**RECORDS FOR THIS TASK**
>> Start

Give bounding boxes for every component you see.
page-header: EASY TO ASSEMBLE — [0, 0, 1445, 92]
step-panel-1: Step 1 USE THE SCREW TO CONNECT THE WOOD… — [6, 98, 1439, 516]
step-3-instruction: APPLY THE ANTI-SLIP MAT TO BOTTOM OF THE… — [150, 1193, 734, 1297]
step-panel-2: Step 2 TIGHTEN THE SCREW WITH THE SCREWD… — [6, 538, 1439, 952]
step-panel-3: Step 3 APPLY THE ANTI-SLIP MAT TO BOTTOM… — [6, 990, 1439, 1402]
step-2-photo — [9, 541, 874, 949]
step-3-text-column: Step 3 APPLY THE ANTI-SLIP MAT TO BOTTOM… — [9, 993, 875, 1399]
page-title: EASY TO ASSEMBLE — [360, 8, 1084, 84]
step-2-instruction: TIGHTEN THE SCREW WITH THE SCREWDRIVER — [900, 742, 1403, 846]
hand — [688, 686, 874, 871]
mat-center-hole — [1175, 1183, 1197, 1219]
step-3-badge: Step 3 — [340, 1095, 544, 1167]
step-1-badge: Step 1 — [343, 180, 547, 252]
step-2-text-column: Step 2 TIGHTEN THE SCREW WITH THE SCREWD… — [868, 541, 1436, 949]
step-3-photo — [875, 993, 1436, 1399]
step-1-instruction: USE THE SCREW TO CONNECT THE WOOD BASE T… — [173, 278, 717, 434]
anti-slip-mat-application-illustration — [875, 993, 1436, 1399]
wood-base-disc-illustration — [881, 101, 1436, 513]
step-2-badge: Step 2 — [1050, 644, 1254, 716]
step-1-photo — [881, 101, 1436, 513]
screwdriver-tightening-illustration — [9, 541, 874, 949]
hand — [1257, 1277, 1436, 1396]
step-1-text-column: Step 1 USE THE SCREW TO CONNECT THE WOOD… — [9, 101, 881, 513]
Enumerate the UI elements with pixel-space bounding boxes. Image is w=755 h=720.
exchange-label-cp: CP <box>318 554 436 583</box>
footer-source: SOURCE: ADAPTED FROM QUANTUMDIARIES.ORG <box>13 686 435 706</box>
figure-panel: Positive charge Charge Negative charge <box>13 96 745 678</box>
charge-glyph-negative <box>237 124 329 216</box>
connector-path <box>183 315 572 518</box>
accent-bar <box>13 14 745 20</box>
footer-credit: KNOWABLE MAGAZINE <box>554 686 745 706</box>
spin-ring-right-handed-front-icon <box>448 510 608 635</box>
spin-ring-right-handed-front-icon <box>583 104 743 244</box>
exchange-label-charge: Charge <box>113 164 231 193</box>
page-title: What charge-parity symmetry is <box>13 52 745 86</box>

>> End

Rewrite the data above as a JSON list of strings, with one string for each line and no entries for blank lines.

**SOLUTION FOR THIS EXERCISE**
[
  "Give bounding boxes for every component you see.",
  "page-header: EASY TO ASSEMBLE — [0, 0, 1445, 92]",
  "step-panel-1: Step 1 USE THE SCREW TO CONNECT THE WOOD… — [6, 98, 1439, 516]",
  "step-3-instruction: APPLY THE ANTI-SLIP MAT TO BOTTOM OF THE… — [150, 1193, 734, 1297]",
  "step-panel-2: Step 2 TIGHTEN THE SCREW WITH THE SCREWD… — [6, 538, 1439, 952]",
  "step-panel-3: Step 3 APPLY THE ANTI-SLIP MAT TO BOTTOM… — [6, 990, 1439, 1402]",
  "step-2-photo — [9, 541, 874, 949]",
  "step-3-text-column: Step 3 APPLY THE ANTI-SLIP MAT TO BOTTOM… — [9, 993, 875, 1399]",
  "page-title: EASY TO ASSEMBLE — [360, 8, 1084, 84]",
  "step-2-instruction: TIGHTEN THE SCREW WITH THE SCREWDRIVER — [900, 742, 1403, 846]",
  "hand — [688, 686, 874, 871]",
  "mat-center-hole — [1175, 1183, 1197, 1219]",
  "step-3-badge: Step 3 — [340, 1095, 544, 1167]",
  "step-1-badge: Step 1 — [343, 180, 547, 252]",
  "step-2-text-column: Step 2 TIGHTEN THE SCREW WITH THE SCREWD… — [868, 541, 1436, 949]",
  "step-3-photo — [875, 993, 1436, 1399]",
  "step-1-instruction: USE THE SCREW TO CONNECT THE WOOD BASE T… — [173, 278, 717, 434]",
  "anti-slip-mat-application-illustration — [875, 993, 1436, 1399]",
  "wood-base-disc-illustration — [881, 101, 1436, 513]",
  "step-2-badge: Step 2 — [1050, 644, 1254, 716]",
  "step-1-photo — [881, 101, 1436, 513]",
  "screwdriver-tightening-illustration — [9, 541, 874, 949]",
  "hand — [1257, 1277, 1436, 1396]",
  "step-1-text-column: Step 1 USE THE SCREW TO CONNECT THE WOOD… — [9, 101, 881, 513]",
  "Enumerate the UI elements with pixel-space bounding boxes. Image is w=755 h=720.",
  "exchange-label-cp: CP <box>318 554 436 583</box>",
  "footer-source: SOURCE: ADAPTED FROM QUANTUMDIARIES.ORG <box>13 686 435 706</box>",
  "figure-panel: Positive charge Charge Negative charge <box>13 96 745 678</box>",
  "charge-glyph-negative <box>237 124 329 216</box>",
  "connector-path <box>183 315 572 518</box>",
  "accent-bar <box>13 14 745 20</box>",
  "footer-credit: KNOWABLE MAGAZINE <box>554 686 745 706</box>",
  "spin-ring-right-handed-front-icon <box>448 510 608 635</box>",
  "spin-ring-right-handed-front-icon <box>583 104 743 244</box>",
  "exchange-label-charge: Charge <box>113 164 231 193</box>",
  "page-title: What charge-parity symmetry is <box>13 52 745 86</box>"
]